-- start Records shown --
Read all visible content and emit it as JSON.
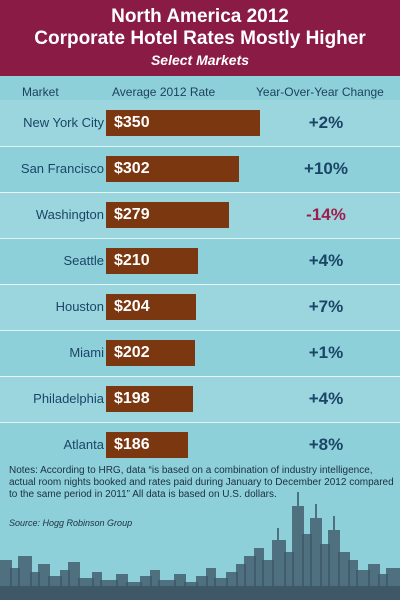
{
  "header": {
    "title_line1": "North America 2012",
    "title_line2": "Corporate Hotel Rates Mostly Higher",
    "subtitle": "Select Markets"
  },
  "columns": {
    "market": "Market",
    "rate": "Average 2012 Rate",
    "change": "Year-Over-Year Change"
  },
  "chart_data": {
    "type": "bar",
    "orientation": "horizontal",
    "categories": [
      "New York City",
      "San Francisco",
      "Washington",
      "Seattle",
      "Houston",
      "Miami",
      "Philadelphia",
      "Atlanta"
    ],
    "values": [
      350,
      302,
      279,
      210,
      204,
      202,
      198,
      186
    ],
    "value_labels": [
      "$350",
      "$302",
      "$279",
      "$210",
      "$204",
      "$202",
      "$198",
      "$186"
    ],
    "changes": [
      "+2%",
      "+10%",
      "-14%",
      "+4%",
      "+7%",
      "+1%",
      "+4%",
      "+8%"
    ],
    "xlim": [
      0,
      350
    ],
    "grid": false,
    "colors": {
      "bar": "#7b3710",
      "positive_change": "#1b4566",
      "negative_change": "#9e1d4c"
    }
  },
  "notes": {
    "text": "Notes: According to HRG, data “is based on a combination of industry intelligence, actual room nights booked and rates paid during January to December 2012 compared to the same period in 2011” All data is based on U.S. dollars.",
    "source": "Source: Hogg Robinson Group"
  },
  "colors": {
    "header_bg": "#8a1b45",
    "page_bg": "#8dd0da",
    "skyline": "#3e5868"
  }
}
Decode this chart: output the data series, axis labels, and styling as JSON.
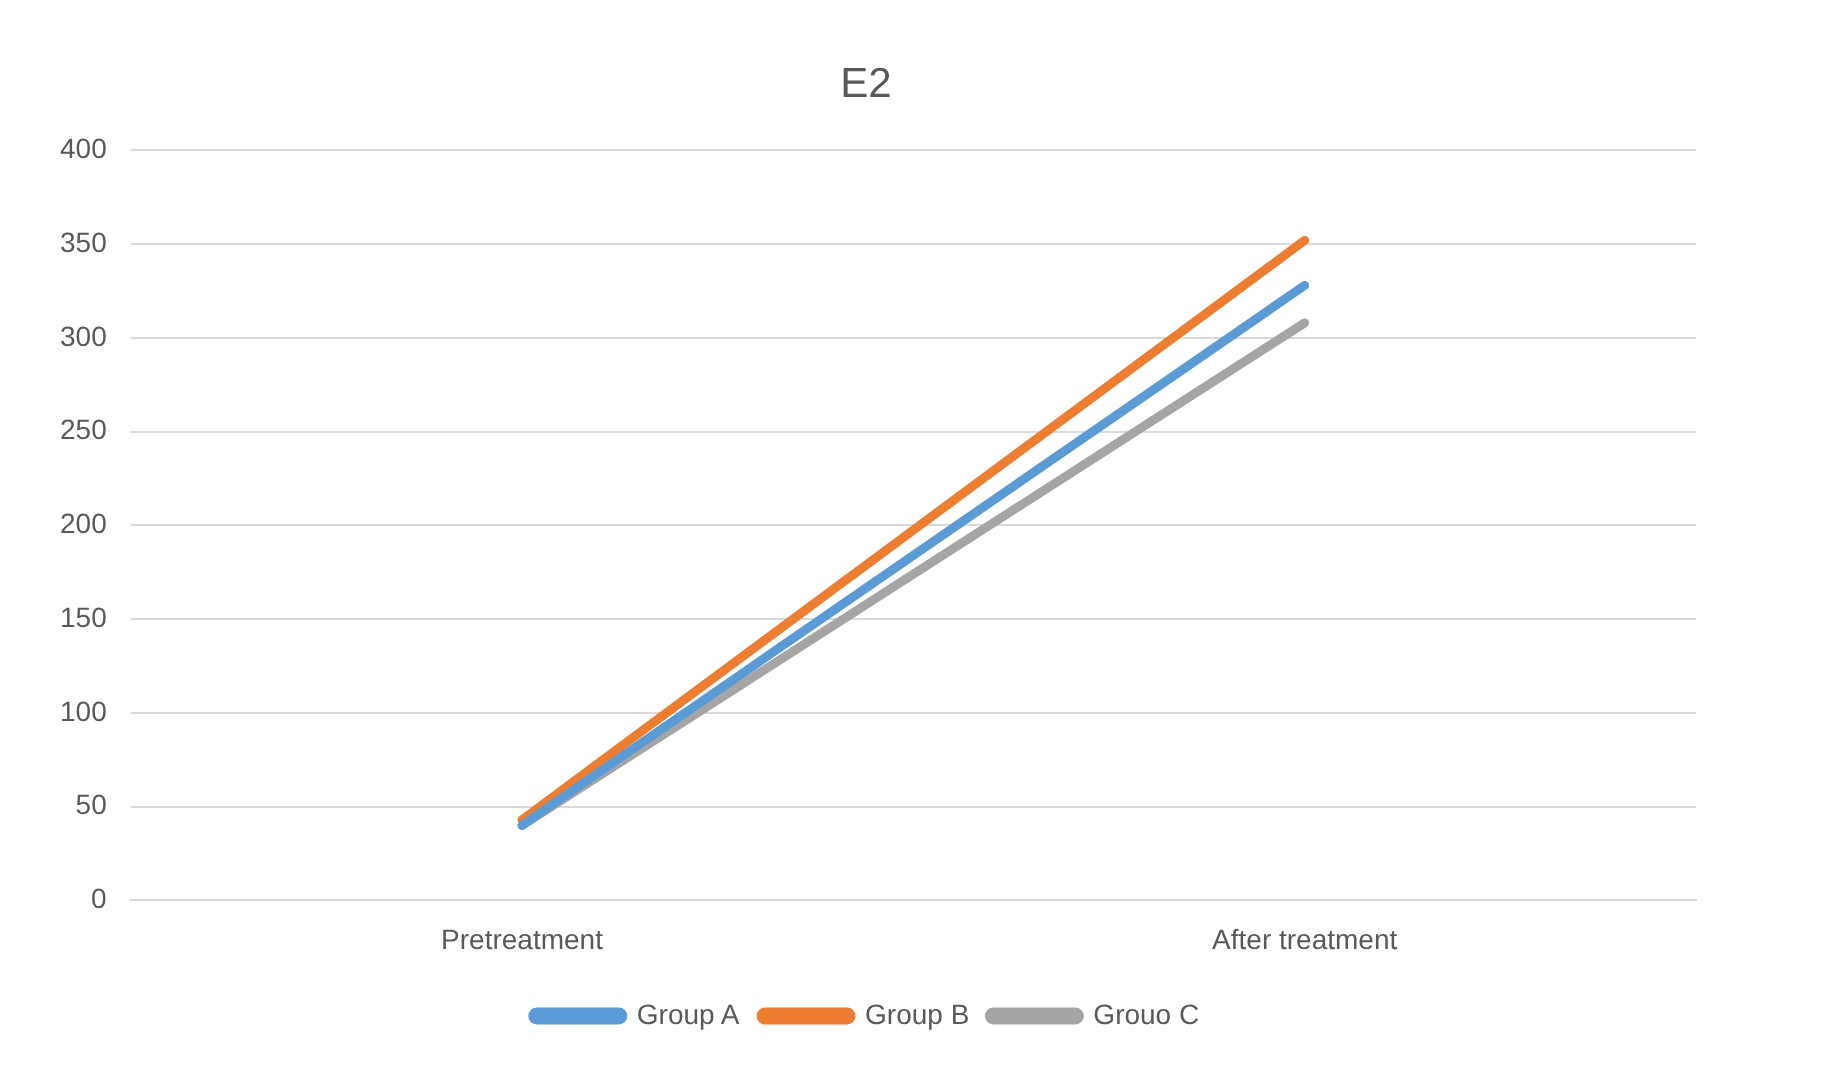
{
  "chart_data": {
    "type": "line",
    "title": "E2",
    "categories": [
      "Pretreatment",
      "After treatment"
    ],
    "series": [
      {
        "name": "Group A",
        "color": "#5b9bd5",
        "values": [
          40,
          328
        ]
      },
      {
        "name": "Group B",
        "color": "#ed7d31",
        "values": [
          43,
          352
        ]
      },
      {
        "name": "Grouo C",
        "color": "#a5a5a5",
        "values": [
          40,
          308
        ]
      }
    ],
    "ylim": [
      0,
      400
    ],
    "yticks": [
      0,
      50,
      100,
      150,
      200,
      250,
      300,
      350,
      400
    ],
    "grid": "y",
    "legend": "bottom",
    "marker": "none",
    "line_style": "solid"
  }
}
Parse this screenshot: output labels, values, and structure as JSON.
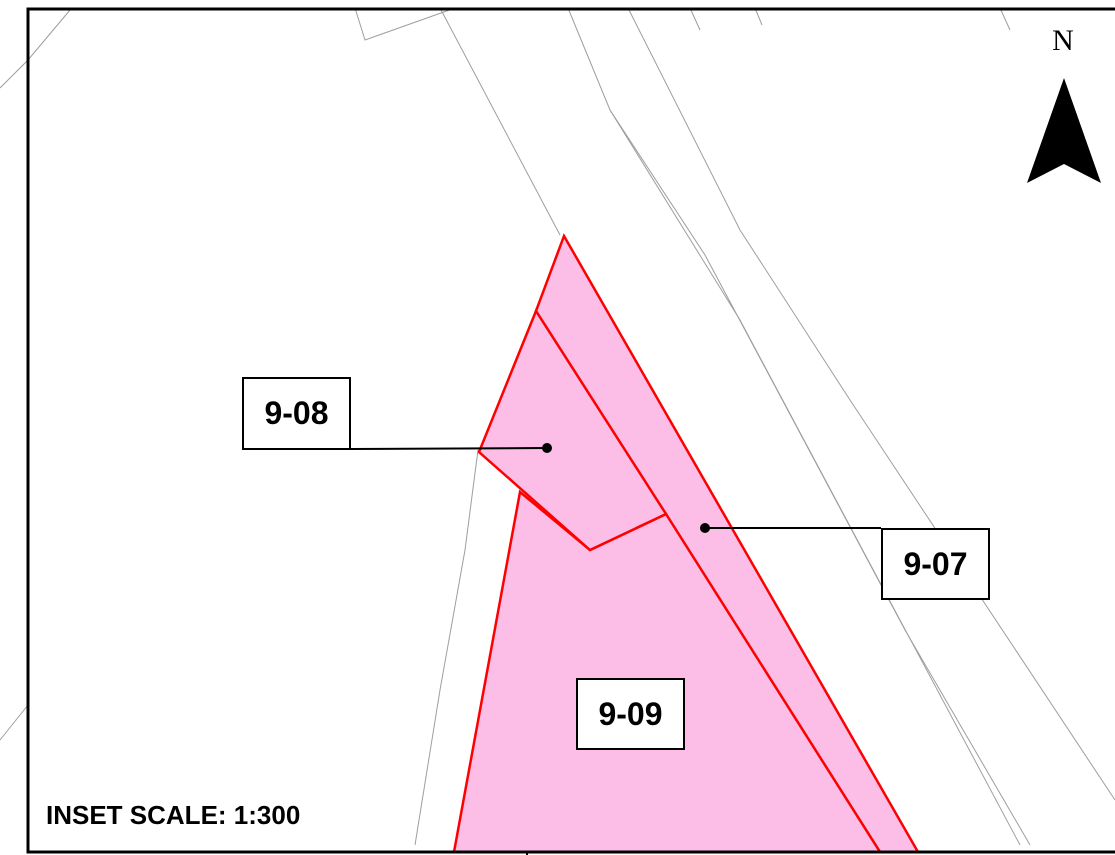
{
  "map": {
    "parcels": [
      {
        "id": "9-08",
        "fill": "#fcbde6",
        "outline": "#ff0000"
      },
      {
        "id": "9-07",
        "fill": "#fcbde6",
        "outline": "#ff0000"
      },
      {
        "id": "9-09",
        "fill": "#fcbde6",
        "outline": "#ff0000"
      }
    ],
    "north_arrow": {
      "label": "N",
      "icon": "north-arrow-icon"
    },
    "inset_scale": "INSET SCALE: 1:300",
    "colors": {
      "parcel_fill": "#fcbde6",
      "parcel_outline": "#ff0000",
      "background_lines": "#aaaaaa",
      "frame": "#000000"
    }
  }
}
-- end Records shown --
Set down the records in full and exactly. Do not carry over any image.

** Exercise result **
Read all visible content and emit it as JSON.
{
  "header": {
    "title_line1": "North America 2012",
    "title_line2": "Corporate Hotel Rates Mostly Higher",
    "subtitle": "Select Markets"
  },
  "columns": {
    "market": "Market",
    "rate": "Average 2012 Rate",
    "change": "Year-Over-Year Change"
  },
  "chart_data": {
    "type": "bar",
    "orientation": "horizontal",
    "categories": [
      "New York City",
      "San Francisco",
      "Washington",
      "Seattle",
      "Houston",
      "Miami",
      "Philadelphia",
      "Atlanta"
    ],
    "values": [
      350,
      302,
      279,
      210,
      204,
      202,
      198,
      186
    ],
    "value_labels": [
      "$350",
      "$302",
      "$279",
      "$210",
      "$204",
      "$202",
      "$198",
      "$186"
    ],
    "changes": [
      "+2%",
      "+10%",
      "-14%",
      "+4%",
      "+7%",
      "+1%",
      "+4%",
      "+8%"
    ],
    "xlim": [
      0,
      350
    ],
    "grid": false,
    "colors": {
      "bar": "#7b3710",
      "positive_change": "#1b4566",
      "negative_change": "#9e1d4c"
    }
  },
  "notes": {
    "text": "Notes: According to HRG, data “is based on a combination of industry intelligence, actual room nights booked and rates paid during January to December 2012 compared to the same period in 2011” All data is based on U.S. dollars.",
    "source": "Source: Hogg Robinson Group"
  },
  "colors": {
    "header_bg": "#8a1b45",
    "page_bg": "#8dd0da",
    "skyline": "#3e5868"
  }
}
Decode this chart: output the data series, axis labels, and styling as JSON.
{
  "chart_data": {
    "type": "line",
    "title": "E2",
    "categories": [
      "Pretreatment",
      "After treatment"
    ],
    "series": [
      {
        "name": "Group A",
        "color": "#5b9bd5",
        "values": [
          40,
          328
        ]
      },
      {
        "name": "Group B",
        "color": "#ed7d31",
        "values": [
          43,
          352
        ]
      },
      {
        "name": "Grouo C",
        "color": "#a5a5a5",
        "values": [
          40,
          308
        ]
      }
    ],
    "ylim": [
      0,
      400
    ],
    "yticks": [
      0,
      50,
      100,
      150,
      200,
      250,
      300,
      350,
      400
    ],
    "grid": "y",
    "legend": "bottom",
    "marker": "none",
    "line_style": "solid"
  }
}
Parse this screenshot: output labels, values, and structure as JSON.
{
  "map": {
    "parcels": [
      {
        "id": "9-08",
        "fill": "#fcbde6",
        "outline": "#ff0000"
      },
      {
        "id": "9-07",
        "fill": "#fcbde6",
        "outline": "#ff0000"
      },
      {
        "id": "9-09",
        "fill": "#fcbde6",
        "outline": "#ff0000"
      }
    ],
    "north_arrow": {
      "label": "N",
      "icon": "north-arrow-icon"
    },
    "inset_scale": "INSET SCALE: 1:300",
    "colors": {
      "parcel_fill": "#fcbde6",
      "parcel_outline": "#ff0000",
      "background_lines": "#aaaaaa",
      "frame": "#000000"
    }
  }
}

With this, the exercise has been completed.